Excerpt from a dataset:
--- Start ---

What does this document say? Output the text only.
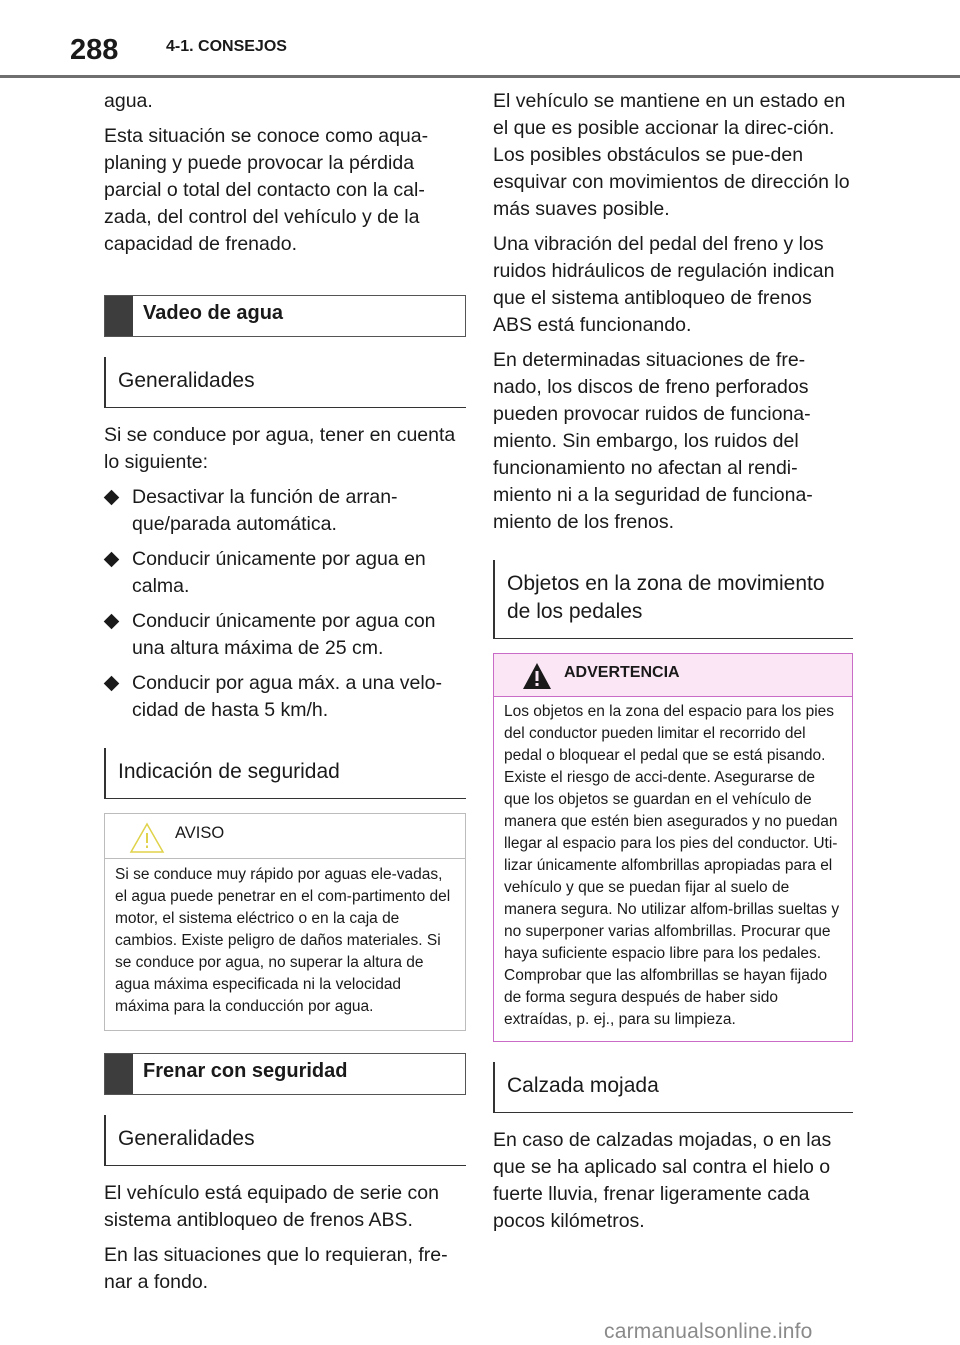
288	4-1. CONSEJOS

agua.

Esta situación se conoce como aqua-planing y puede provocar la pérdida parcial o total del contacto con la cal-zada, del control del vehículo y de la capacidad de frenado.

Vadeo de agua
Generalidades

Si se conduce por agua, tener en cuenta lo siguiente:

Desactivar la función de arran-que/parada automática.
Conducir únicamente por agua en calma.
Conducir únicamente por agua con una altura máxima de 25 cm.
Conducir por agua máx. a una velo-cidad de hasta 5 km/h.
Indicación de seguridad
AVISO
Si se conduce muy rápido por aguas ele-vadas, el agua puede penetrar en el com-partimento del motor, el sistema eléctrico o en la caja de cambios. Existe peligro de daños materiales. Si se conduce por agua, no superar la altura de agua máxima especificada ni la velocidad máxima para la conducción por agua.
Frenar con seguridad
Generalidades

El vehículo está equipado de serie con sistema antibloqueo de frenos ABS.

En las situaciones que lo requieran, fre-nar a fondo.

El vehículo se mantiene en un estado en el que es posible accionar la direc-ción. Los posibles obstáculos se pue-den esquivar con movimientos de dirección lo más suaves posible.

Una vibración del pedal del freno y los ruidos hidráulicos de regulación indican que el sistema antibloqueo de frenos ABS está funcionando.

En determinadas situaciones de fre-nado, los discos de freno perforados pueden provocar ruidos de funciona-miento. Sin embargo, los ruidos del funcionamiento no afectan al rendi-miento ni a la seguridad de funciona-miento de los frenos.

Objetos en la zona de movimiento de los pedales
ADVERTENCIA
Los objetos en la zona del espacio para los pies del conductor pueden limitar el recorrido del pedal o bloquear el pedal que se está pisando. Existe el riesgo de acci-dente. Asegurarse de que los objetos se guardan en el vehículo de manera que estén bien asegurados y no puedan llegar al espacio para los pies del conductor. Uti-lizar únicamente alfombrillas apropiadas para el vehículo y que se puedan fijar al suelo de manera segura. No utilizar alfom-brillas sueltas y no superponer varias alfombrillas. Procurar que haya suficiente espacio libre para los pedales. Comprobar que las alfombrillas se hayan fijado de forma segura después de haber sido extraídas, p. ej., para su limpieza.
Calzada mojada

En caso de calzadas mojadas, o en las que se ha aplicado sal contra el hielo o fuerte lluvia, frenar ligeramente cada pocos kilómetros.

carmanualsonline.info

--- End ---

Output a faithful copy of the data, with each picture left out.

What does this document say? Output the text only.
288	4-1. CONSEJOS

agua.

Esta situación se conoce como aqua-planing y puede provocar la pérdida parcial o total del contacto con la cal-zada, del control del vehículo y de la capacidad de frenado.

Vadeo de agua
Generalidades

Si se conduce por agua, tener en cuenta lo siguiente:

Desactivar la función de arran-que/parada automática.
Conducir únicamente por agua en calma.
Conducir únicamente por agua con una altura máxima de 25 cm.
Conducir por agua máx. a una velo-cidad de hasta 5 km/h.
Indicación de seguridad
AVISO
Si se conduce muy rápido por aguas ele-vadas, el agua puede penetrar en el com-partimento del motor, el sistema eléctrico o en la caja de cambios. Existe peligro de daños materiales. Si se conduce por agua, no superar la altura de agua máxima especificada ni la velocidad máxima para la conducción por agua.
Frenar con seguridad
Generalidades

El vehículo está equipado de serie con sistema antibloqueo de frenos ABS.

En las situaciones que lo requieran, fre-nar a fondo.

El vehículo se mantiene en un estado en el que es posible accionar la direc-ción. Los posibles obstáculos se pue-den esquivar con movimientos de dirección lo más suaves posible.

Una vibración del pedal del freno y los ruidos hidráulicos de regulación indican que el sistema antibloqueo de frenos ABS está funcionando.

En determinadas situaciones de fre-nado, los discos de freno perforados pueden provocar ruidos de funciona-miento. Sin embargo, los ruidos del funcionamiento no afectan al rendi-miento ni a la seguridad de funciona-miento de los frenos.

Objetos en la zona de movimiento de los pedales
ADVERTENCIA
Los objetos en la zona del espacio para los pies del conductor pueden limitar el recorrido del pedal o bloquear el pedal que se está pisando. Existe el riesgo de acci-dente. Asegurarse de que los objetos se guardan en el vehículo de manera que estén bien asegurados y no puedan llegar al espacio para los pies del conductor. Uti-lizar únicamente alfombrillas apropiadas para el vehículo y que se puedan fijar al suelo de manera segura. No utilizar alfom-brillas sueltas y no superponer varias alfombrillas. Procurar que haya suficiente espacio libre para los pedales. Comprobar que las alfombrillas se hayan fijado de forma segura después de haber sido extraídas, p. ej., para su limpieza.
Calzada mojada

En caso de calzadas mojadas, o en las que se ha aplicado sal contra el hielo o fuerte lluvia, frenar ligeramente cada pocos kilómetros.

carmanualsonline.info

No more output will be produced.